Given exercise:
Every line of the data that contains the string "Sales" must be copied.

Exercise data:
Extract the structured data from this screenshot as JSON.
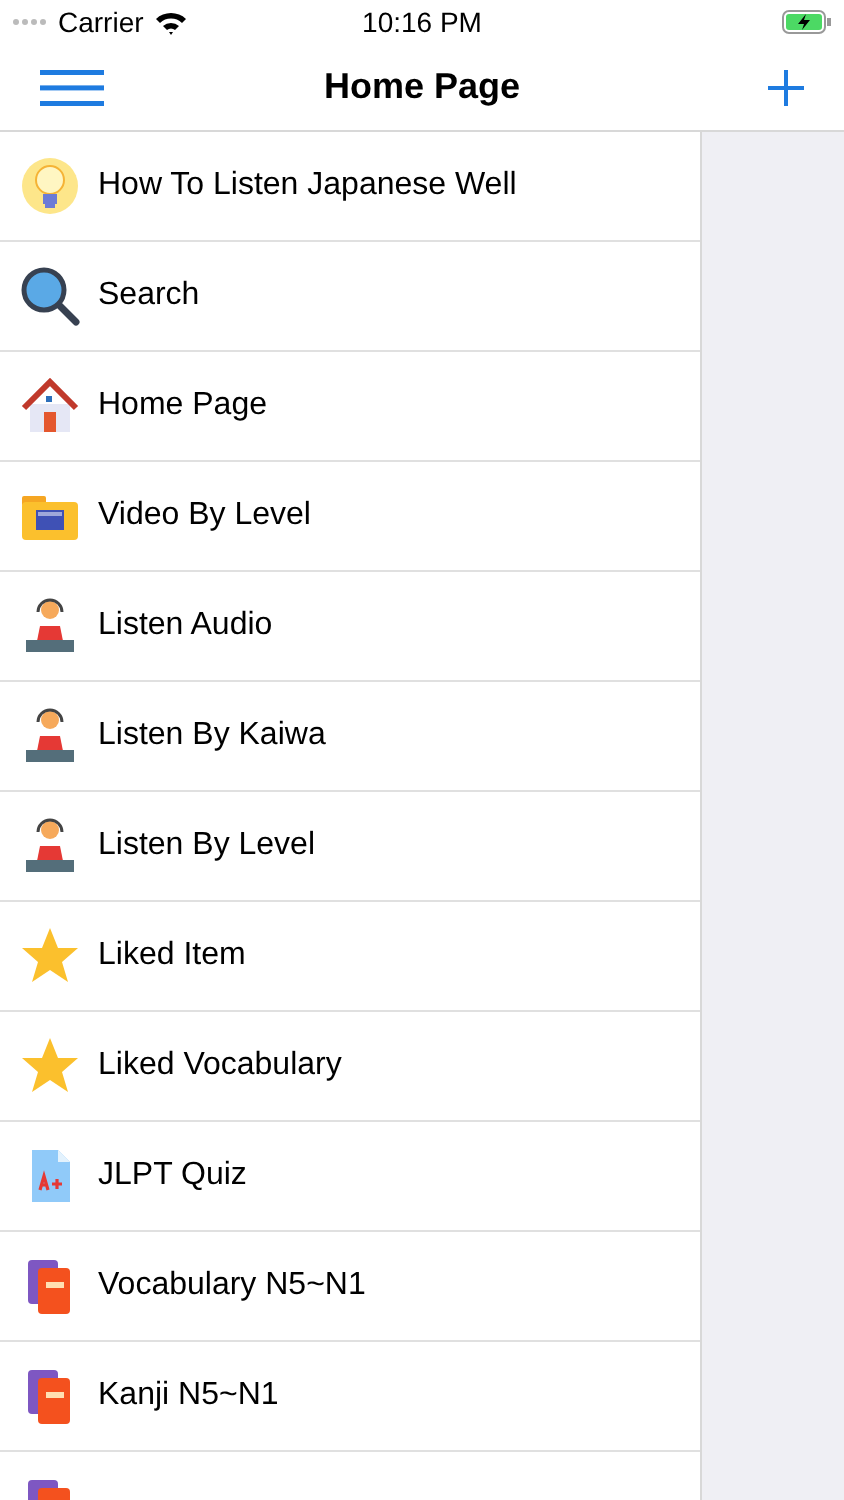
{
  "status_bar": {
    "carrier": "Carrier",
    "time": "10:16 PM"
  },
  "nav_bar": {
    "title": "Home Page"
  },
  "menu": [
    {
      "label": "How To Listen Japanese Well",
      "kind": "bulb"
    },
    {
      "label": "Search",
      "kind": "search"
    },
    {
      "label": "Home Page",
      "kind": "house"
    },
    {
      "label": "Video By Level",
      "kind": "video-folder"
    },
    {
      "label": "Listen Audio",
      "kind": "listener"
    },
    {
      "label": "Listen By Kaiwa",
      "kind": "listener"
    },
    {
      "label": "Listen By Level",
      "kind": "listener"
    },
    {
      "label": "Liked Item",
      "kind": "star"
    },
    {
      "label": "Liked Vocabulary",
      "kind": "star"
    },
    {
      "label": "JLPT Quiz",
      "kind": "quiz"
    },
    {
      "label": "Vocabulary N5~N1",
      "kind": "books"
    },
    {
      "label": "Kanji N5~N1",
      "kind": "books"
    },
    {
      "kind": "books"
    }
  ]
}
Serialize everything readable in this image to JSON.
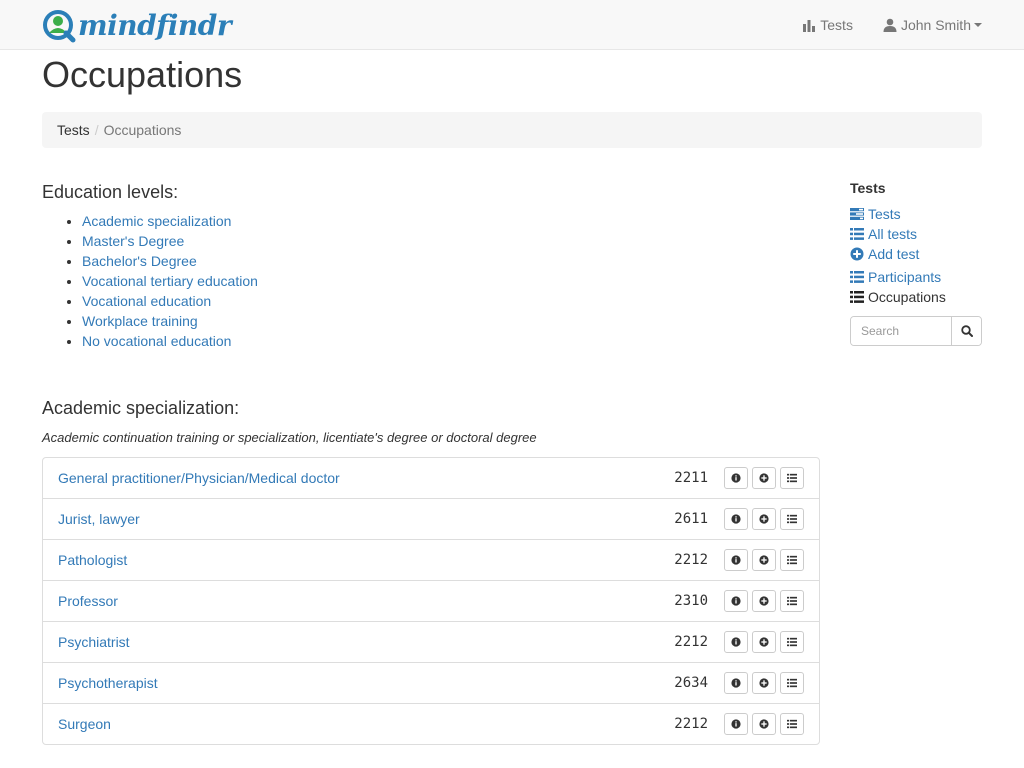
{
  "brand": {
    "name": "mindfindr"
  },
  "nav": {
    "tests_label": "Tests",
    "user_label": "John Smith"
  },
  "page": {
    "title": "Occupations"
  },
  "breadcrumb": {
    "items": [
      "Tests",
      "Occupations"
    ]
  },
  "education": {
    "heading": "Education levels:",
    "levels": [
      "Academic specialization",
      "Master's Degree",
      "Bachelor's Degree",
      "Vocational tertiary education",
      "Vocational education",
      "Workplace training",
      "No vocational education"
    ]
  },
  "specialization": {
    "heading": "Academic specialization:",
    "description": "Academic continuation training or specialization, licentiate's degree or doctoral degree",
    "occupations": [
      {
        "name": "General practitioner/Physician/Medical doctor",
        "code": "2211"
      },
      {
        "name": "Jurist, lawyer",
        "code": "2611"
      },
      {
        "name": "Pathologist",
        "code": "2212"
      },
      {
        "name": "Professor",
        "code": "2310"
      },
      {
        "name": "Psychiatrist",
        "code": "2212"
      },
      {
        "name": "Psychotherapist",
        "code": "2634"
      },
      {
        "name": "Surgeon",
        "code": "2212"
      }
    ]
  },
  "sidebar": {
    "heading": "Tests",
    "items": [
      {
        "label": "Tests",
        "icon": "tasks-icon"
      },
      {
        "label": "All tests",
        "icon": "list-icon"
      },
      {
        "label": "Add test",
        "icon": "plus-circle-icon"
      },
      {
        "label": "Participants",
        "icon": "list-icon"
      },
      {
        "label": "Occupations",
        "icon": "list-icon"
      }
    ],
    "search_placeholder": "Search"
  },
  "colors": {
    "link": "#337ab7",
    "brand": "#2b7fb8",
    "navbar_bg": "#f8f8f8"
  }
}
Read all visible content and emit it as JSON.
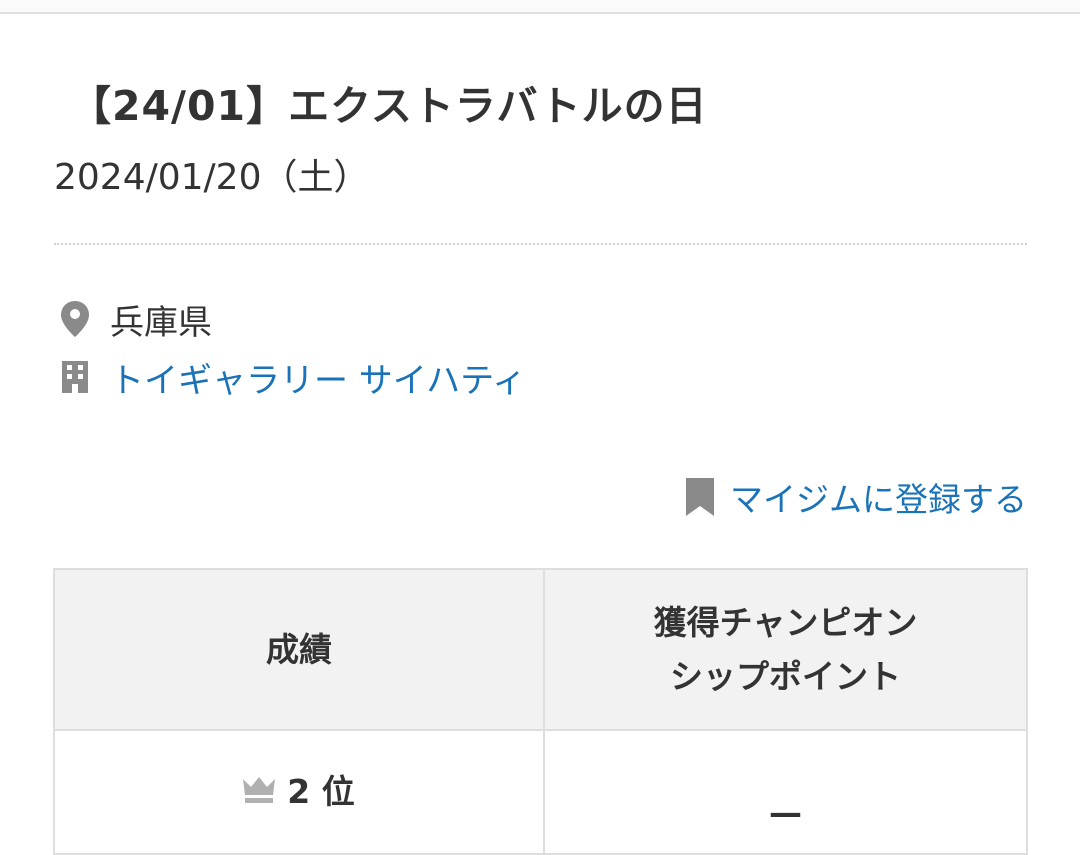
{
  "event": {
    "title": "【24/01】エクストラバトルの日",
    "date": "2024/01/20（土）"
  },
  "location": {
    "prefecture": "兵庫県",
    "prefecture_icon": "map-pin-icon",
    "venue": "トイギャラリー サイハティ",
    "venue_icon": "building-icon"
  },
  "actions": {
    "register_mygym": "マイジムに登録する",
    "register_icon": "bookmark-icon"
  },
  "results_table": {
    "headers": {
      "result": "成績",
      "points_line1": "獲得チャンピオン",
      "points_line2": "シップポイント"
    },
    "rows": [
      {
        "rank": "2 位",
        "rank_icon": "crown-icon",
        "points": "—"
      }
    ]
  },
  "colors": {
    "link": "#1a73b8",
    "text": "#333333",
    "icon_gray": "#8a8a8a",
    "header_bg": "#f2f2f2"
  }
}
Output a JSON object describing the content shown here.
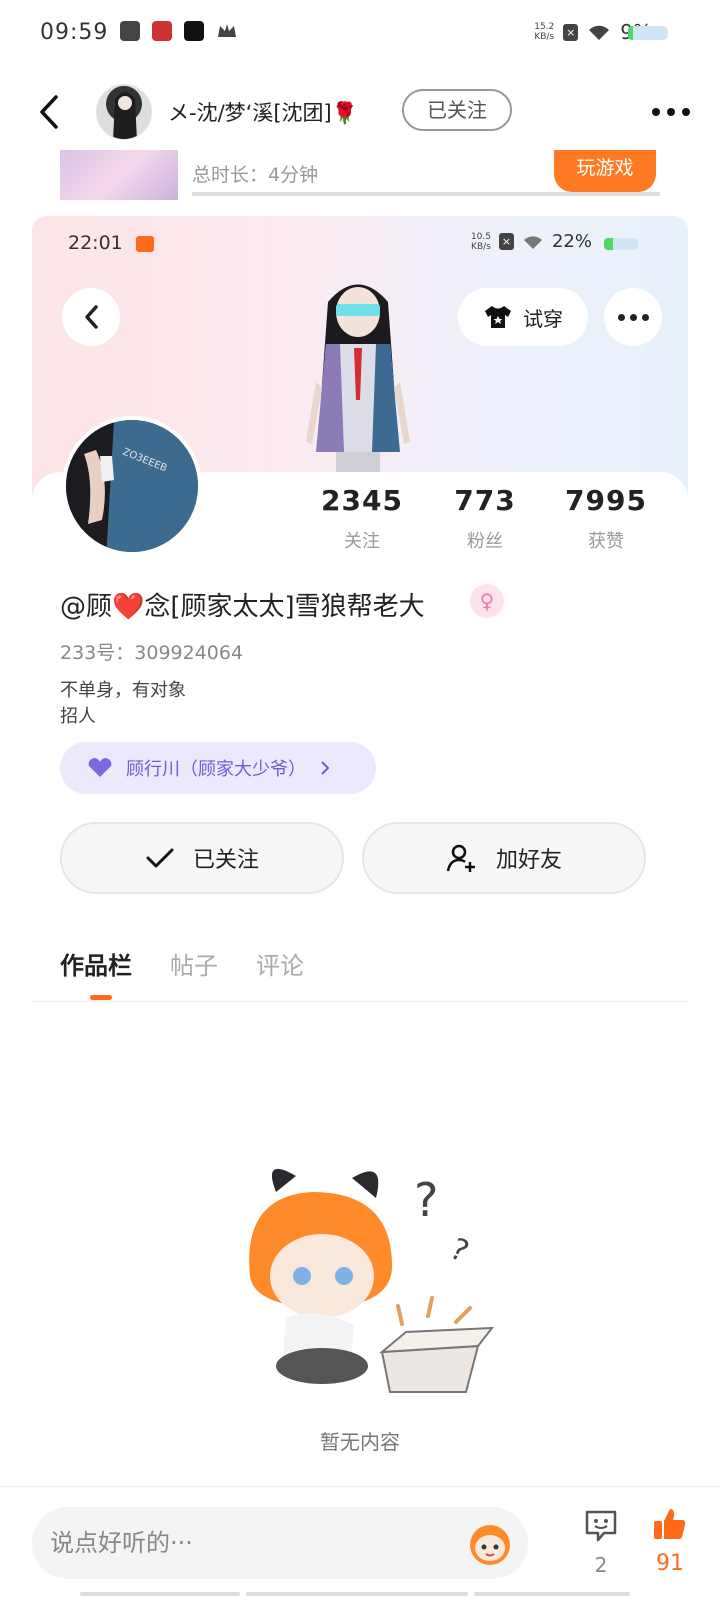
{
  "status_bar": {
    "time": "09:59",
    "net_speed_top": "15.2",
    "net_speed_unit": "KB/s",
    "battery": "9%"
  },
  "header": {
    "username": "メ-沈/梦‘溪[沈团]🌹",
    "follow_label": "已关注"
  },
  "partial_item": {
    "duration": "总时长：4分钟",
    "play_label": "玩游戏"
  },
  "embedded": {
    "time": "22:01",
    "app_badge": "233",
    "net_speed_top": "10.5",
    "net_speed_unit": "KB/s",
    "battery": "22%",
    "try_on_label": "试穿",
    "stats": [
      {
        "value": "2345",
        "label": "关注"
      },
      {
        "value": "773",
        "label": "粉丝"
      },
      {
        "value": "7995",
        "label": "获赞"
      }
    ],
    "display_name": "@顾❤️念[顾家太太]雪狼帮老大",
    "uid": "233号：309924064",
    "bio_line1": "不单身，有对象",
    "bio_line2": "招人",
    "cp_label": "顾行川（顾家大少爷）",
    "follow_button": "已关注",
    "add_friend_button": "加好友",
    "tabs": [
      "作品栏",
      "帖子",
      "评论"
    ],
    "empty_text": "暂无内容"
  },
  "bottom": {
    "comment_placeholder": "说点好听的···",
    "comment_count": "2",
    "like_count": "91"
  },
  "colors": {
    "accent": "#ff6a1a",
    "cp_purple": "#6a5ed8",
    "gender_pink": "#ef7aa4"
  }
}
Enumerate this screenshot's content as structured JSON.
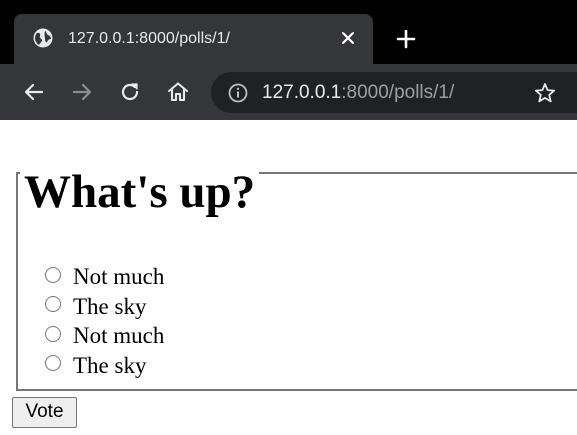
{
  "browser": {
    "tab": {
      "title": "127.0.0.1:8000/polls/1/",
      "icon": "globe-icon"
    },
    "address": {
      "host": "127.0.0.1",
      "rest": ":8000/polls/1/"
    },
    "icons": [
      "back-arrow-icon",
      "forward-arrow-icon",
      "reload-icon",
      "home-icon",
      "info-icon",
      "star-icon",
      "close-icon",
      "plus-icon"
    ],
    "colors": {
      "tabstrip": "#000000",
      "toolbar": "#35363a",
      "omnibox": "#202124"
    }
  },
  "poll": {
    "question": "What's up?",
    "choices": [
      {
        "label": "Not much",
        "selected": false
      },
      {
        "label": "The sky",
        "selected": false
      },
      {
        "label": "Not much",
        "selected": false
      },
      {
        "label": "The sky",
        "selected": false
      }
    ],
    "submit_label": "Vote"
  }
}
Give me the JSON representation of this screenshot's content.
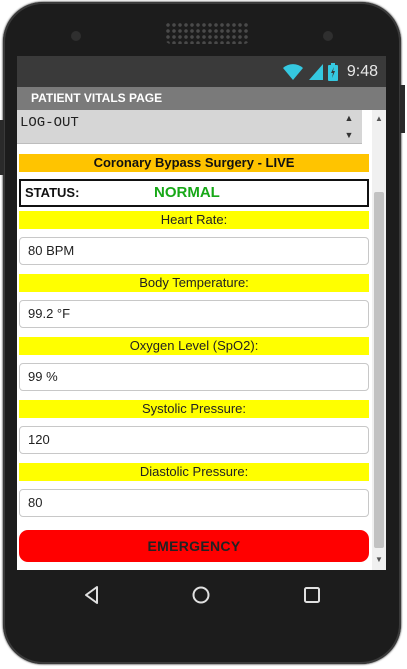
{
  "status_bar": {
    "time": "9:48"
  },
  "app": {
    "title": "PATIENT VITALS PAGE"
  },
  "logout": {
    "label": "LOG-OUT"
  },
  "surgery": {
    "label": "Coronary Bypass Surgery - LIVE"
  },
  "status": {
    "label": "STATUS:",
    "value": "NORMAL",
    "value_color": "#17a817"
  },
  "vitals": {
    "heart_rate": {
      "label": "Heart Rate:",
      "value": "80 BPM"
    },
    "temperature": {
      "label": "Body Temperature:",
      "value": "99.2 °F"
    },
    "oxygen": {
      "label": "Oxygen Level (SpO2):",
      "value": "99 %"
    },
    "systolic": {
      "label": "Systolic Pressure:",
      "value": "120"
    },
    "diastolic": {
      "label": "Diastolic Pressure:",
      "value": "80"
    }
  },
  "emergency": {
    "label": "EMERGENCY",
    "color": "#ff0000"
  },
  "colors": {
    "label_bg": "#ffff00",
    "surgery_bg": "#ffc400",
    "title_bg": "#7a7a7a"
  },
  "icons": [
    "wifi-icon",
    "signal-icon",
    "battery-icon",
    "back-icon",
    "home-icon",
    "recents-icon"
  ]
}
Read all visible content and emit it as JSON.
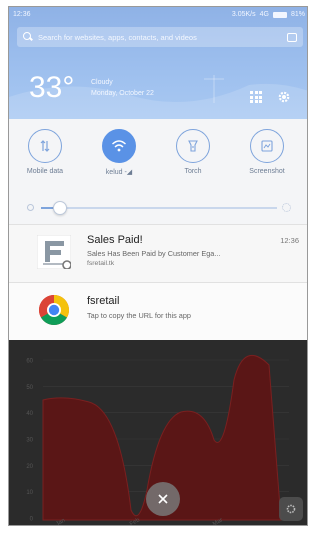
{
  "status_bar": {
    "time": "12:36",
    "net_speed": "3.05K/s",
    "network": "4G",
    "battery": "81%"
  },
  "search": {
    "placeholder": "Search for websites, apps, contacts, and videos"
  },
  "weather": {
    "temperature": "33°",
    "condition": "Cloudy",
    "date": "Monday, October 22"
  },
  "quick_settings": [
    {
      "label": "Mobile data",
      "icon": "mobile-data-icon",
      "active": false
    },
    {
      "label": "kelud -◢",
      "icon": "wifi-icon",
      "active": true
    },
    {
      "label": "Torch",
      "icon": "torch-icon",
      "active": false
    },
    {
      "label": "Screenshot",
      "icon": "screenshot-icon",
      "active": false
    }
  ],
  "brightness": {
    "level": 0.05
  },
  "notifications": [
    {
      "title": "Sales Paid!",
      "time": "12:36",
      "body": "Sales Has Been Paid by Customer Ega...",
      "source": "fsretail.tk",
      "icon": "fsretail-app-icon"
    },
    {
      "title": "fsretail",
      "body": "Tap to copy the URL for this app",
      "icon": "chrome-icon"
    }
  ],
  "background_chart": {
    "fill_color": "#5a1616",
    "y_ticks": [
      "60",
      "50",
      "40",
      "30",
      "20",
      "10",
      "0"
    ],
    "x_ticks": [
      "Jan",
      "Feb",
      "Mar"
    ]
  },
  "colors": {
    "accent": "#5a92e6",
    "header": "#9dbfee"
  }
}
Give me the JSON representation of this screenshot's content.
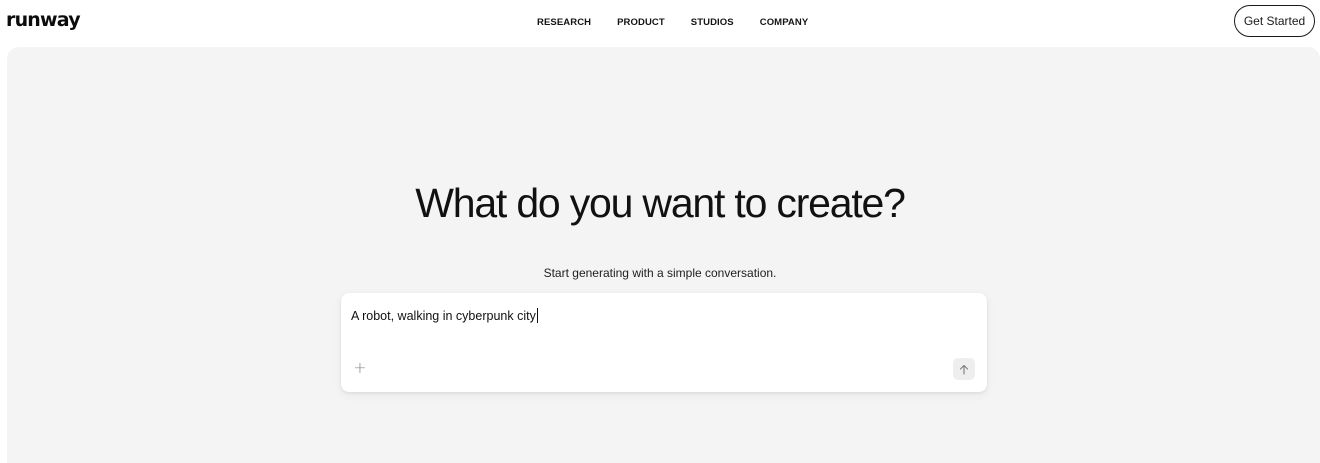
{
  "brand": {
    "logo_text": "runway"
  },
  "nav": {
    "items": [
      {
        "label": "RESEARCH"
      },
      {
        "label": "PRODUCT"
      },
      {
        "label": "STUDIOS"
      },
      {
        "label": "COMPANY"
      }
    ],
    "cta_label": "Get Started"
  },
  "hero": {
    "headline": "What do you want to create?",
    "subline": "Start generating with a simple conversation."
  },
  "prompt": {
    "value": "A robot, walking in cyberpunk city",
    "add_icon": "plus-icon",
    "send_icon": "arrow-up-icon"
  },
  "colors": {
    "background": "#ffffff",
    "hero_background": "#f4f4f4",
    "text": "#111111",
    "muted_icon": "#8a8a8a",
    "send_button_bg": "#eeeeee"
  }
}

Output of the exercise:
      "title": "Sales Paid!",
      "body": "Sales Has Been Paid by Customer Ega...",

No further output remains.